"""
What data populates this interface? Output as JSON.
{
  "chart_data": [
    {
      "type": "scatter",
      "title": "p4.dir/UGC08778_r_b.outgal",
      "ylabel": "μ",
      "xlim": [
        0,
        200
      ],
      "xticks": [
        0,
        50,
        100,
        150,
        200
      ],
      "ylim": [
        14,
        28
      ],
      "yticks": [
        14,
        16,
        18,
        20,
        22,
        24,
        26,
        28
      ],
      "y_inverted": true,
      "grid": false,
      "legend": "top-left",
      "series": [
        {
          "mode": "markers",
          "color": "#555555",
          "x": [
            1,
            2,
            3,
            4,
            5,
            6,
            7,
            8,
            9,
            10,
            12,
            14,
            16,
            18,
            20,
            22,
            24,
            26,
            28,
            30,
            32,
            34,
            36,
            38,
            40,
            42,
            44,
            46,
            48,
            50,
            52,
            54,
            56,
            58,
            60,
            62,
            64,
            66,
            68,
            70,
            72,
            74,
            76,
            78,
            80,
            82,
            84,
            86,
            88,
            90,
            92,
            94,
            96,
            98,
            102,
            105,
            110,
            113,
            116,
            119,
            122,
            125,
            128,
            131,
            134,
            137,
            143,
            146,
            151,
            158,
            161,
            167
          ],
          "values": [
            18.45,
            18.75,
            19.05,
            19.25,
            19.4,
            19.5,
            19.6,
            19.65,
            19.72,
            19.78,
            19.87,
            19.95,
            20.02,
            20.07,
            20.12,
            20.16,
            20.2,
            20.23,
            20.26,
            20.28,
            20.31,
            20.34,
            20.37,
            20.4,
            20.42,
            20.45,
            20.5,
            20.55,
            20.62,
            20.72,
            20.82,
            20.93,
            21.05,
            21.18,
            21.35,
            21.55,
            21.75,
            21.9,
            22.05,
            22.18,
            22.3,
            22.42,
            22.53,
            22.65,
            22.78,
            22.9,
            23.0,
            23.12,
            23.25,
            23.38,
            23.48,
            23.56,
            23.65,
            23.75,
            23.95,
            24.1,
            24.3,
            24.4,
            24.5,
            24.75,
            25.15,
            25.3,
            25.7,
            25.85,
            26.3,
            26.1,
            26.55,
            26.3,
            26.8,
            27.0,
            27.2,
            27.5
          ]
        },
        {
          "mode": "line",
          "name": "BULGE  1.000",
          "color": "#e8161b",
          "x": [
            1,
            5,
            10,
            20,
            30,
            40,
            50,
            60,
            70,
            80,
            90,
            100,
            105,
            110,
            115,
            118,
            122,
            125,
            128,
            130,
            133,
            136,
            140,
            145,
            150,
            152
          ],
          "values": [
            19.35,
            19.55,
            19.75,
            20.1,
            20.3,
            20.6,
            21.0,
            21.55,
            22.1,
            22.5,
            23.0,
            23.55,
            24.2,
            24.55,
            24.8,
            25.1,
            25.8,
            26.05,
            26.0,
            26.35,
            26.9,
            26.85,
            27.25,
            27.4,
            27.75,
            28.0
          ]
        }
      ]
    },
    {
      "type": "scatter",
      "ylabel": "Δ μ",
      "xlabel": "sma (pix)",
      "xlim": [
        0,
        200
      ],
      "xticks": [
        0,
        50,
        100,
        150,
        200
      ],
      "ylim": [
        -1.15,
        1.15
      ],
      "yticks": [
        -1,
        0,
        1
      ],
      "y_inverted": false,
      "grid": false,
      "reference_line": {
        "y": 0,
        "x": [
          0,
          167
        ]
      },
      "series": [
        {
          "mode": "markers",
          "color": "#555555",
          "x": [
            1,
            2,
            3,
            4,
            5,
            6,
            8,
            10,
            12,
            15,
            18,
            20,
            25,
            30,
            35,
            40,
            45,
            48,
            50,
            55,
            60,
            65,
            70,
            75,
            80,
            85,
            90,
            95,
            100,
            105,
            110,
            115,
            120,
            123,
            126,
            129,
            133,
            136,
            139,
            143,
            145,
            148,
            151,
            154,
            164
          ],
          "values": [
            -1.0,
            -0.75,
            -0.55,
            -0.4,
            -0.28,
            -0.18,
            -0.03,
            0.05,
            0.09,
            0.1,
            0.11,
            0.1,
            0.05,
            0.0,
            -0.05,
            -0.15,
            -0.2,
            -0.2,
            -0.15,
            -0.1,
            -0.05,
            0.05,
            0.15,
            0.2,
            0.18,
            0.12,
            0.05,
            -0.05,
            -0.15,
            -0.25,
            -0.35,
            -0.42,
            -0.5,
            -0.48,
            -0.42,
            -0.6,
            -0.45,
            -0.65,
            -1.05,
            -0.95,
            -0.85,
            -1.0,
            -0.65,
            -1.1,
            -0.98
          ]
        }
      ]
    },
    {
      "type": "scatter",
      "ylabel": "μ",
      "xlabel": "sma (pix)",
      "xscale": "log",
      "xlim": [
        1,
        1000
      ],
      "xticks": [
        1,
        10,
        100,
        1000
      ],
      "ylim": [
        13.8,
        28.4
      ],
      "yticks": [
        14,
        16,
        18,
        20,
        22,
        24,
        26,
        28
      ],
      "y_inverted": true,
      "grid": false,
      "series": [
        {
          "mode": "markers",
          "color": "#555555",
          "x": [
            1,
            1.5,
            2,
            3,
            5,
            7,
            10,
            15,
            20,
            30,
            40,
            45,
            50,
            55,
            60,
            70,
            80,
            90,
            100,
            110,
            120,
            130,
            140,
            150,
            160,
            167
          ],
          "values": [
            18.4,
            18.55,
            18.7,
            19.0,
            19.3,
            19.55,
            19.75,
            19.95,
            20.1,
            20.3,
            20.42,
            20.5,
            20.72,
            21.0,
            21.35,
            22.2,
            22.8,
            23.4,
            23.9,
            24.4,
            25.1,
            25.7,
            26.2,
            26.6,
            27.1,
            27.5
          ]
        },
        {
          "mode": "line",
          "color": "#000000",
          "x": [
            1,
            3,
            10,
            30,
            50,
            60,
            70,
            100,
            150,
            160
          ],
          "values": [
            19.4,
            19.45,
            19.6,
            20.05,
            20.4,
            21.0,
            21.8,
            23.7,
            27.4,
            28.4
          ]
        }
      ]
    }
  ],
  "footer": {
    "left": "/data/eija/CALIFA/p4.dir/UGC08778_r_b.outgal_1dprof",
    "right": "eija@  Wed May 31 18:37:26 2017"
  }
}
"""
Given request:
Copy all of the data. Keep every word exactly as it is.

Result of the exercise:
What data populates this interface? Output as JSON.
{
  "chart_data": [
    {
      "type": "scatter",
      "title": "p4.dir/UGC08778_r_b.outgal",
      "ylabel": "μ",
      "xlim": [
        0,
        200
      ],
      "xticks": [
        0,
        50,
        100,
        150,
        200
      ],
      "ylim": [
        14,
        28
      ],
      "yticks": [
        14,
        16,
        18,
        20,
        22,
        24,
        26,
        28
      ],
      "y_inverted": true,
      "grid": false,
      "legend": "top-left",
      "series": [
        {
          "mode": "markers",
          "color": "#555555",
          "x": [
            1,
            2,
            3,
            4,
            5,
            6,
            7,
            8,
            9,
            10,
            12,
            14,
            16,
            18,
            20,
            22,
            24,
            26,
            28,
            30,
            32,
            34,
            36,
            38,
            40,
            42,
            44,
            46,
            48,
            50,
            52,
            54,
            56,
            58,
            60,
            62,
            64,
            66,
            68,
            70,
            72,
            74,
            76,
            78,
            80,
            82,
            84,
            86,
            88,
            90,
            92,
            94,
            96,
            98,
            102,
            105,
            110,
            113,
            116,
            119,
            122,
            125,
            128,
            131,
            134,
            137,
            143,
            146,
            151,
            158,
            161,
            167
          ],
          "values": [
            18.45,
            18.75,
            19.05,
            19.25,
            19.4,
            19.5,
            19.6,
            19.65,
            19.72,
            19.78,
            19.87,
            19.95,
            20.02,
            20.07,
            20.12,
            20.16,
            20.2,
            20.23,
            20.26,
            20.28,
            20.31,
            20.34,
            20.37,
            20.4,
            20.42,
            20.45,
            20.5,
            20.55,
            20.62,
            20.72,
            20.82,
            20.93,
            21.05,
            21.18,
            21.35,
            21.55,
            21.75,
            21.9,
            22.05,
            22.18,
            22.3,
            22.42,
            22.53,
            22.65,
            22.78,
            22.9,
            23.0,
            23.12,
            23.25,
            23.38,
            23.48,
            23.56,
            23.65,
            23.75,
            23.95,
            24.1,
            24.3,
            24.4,
            24.5,
            24.75,
            25.15,
            25.3,
            25.7,
            25.85,
            26.3,
            26.1,
            26.55,
            26.3,
            26.8,
            27.0,
            27.2,
            27.5
          ]
        },
        {
          "mode": "line",
          "name": "BULGE  1.000",
          "color": "#e8161b",
          "x": [
            1,
            5,
            10,
            20,
            30,
            40,
            50,
            60,
            70,
            80,
            90,
            100,
            105,
            110,
            115,
            118,
            122,
            125,
            128,
            130,
            133,
            136,
            140,
            145,
            150,
            152
          ],
          "values": [
            19.35,
            19.55,
            19.75,
            20.1,
            20.3,
            20.6,
            21.0,
            21.55,
            22.1,
            22.5,
            23.0,
            23.55,
            24.2,
            24.55,
            24.8,
            25.1,
            25.8,
            26.05,
            26.0,
            26.35,
            26.9,
            26.85,
            27.25,
            27.4,
            27.75,
            28.0
          ]
        }
      ]
    },
    {
      "type": "scatter",
      "ylabel": "Δ μ",
      "xlabel": "sma (pix)",
      "xlim": [
        0,
        200
      ],
      "xticks": [
        0,
        50,
        100,
        150,
        200
      ],
      "ylim": [
        -1.15,
        1.15
      ],
      "yticks": [
        -1,
        0,
        1
      ],
      "y_inverted": false,
      "grid": false,
      "reference_line": {
        "y": 0,
        "x": [
          0,
          167
        ]
      },
      "series": [
        {
          "mode": "markers",
          "color": "#555555",
          "x": [
            1,
            2,
            3,
            4,
            5,
            6,
            8,
            10,
            12,
            15,
            18,
            20,
            25,
            30,
            35,
            40,
            45,
            48,
            50,
            55,
            60,
            65,
            70,
            75,
            80,
            85,
            90,
            95,
            100,
            105,
            110,
            115,
            120,
            123,
            126,
            129,
            133,
            136,
            139,
            143,
            145,
            148,
            151,
            154,
            164
          ],
          "values": [
            -1.0,
            -0.75,
            -0.55,
            -0.4,
            -0.28,
            -0.18,
            -0.03,
            0.05,
            0.09,
            0.1,
            0.11,
            0.1,
            0.05,
            0.0,
            -0.05,
            -0.15,
            -0.2,
            -0.2,
            -0.15,
            -0.1,
            -0.05,
            0.05,
            0.15,
            0.2,
            0.18,
            0.12,
            0.05,
            -0.05,
            -0.15,
            -0.25,
            -0.35,
            -0.42,
            -0.5,
            -0.48,
            -0.42,
            -0.6,
            -0.45,
            -0.65,
            -1.05,
            -0.95,
            -0.85,
            -1.0,
            -0.65,
            -1.1,
            -0.98
          ]
        }
      ]
    },
    {
      "type": "scatter",
      "ylabel": "μ",
      "xlabel": "sma (pix)",
      "xscale": "log",
      "xlim": [
        1,
        1000
      ],
      "xticks": [
        1,
        10,
        100,
        1000
      ],
      "ylim": [
        13.8,
        28.4
      ],
      "yticks": [
        14,
        16,
        18,
        20,
        22,
        24,
        26,
        28
      ],
      "y_inverted": true,
      "grid": false,
      "series": [
        {
          "mode": "markers",
          "color": "#555555",
          "x": [
            1,
            1.5,
            2,
            3,
            5,
            7,
            10,
            15,
            20,
            30,
            40,
            45,
            50,
            55,
            60,
            70,
            80,
            90,
            100,
            110,
            120,
            130,
            140,
            150,
            160,
            167
          ],
          "values": [
            18.4,
            18.55,
            18.7,
            19.0,
            19.3,
            19.55,
            19.75,
            19.95,
            20.1,
            20.3,
            20.42,
            20.5,
            20.72,
            21.0,
            21.35,
            22.2,
            22.8,
            23.4,
            23.9,
            24.4,
            25.1,
            25.7,
            26.2,
            26.6,
            27.1,
            27.5
          ]
        },
        {
          "mode": "line",
          "color": "#000000",
          "x": [
            1,
            3,
            10,
            30,
            50,
            60,
            70,
            100,
            150,
            160
          ],
          "values": [
            19.4,
            19.45,
            19.6,
            20.05,
            20.4,
            21.0,
            21.8,
            23.7,
            27.4,
            28.4
          ]
        }
      ]
    }
  ],
  "footer": {
    "left": "/data/eija/CALIFA/p4.dir/UGC08778_r_b.outgal_1dprof",
    "right": "eija@  Wed May 31 18:37:26 2017"
  }
}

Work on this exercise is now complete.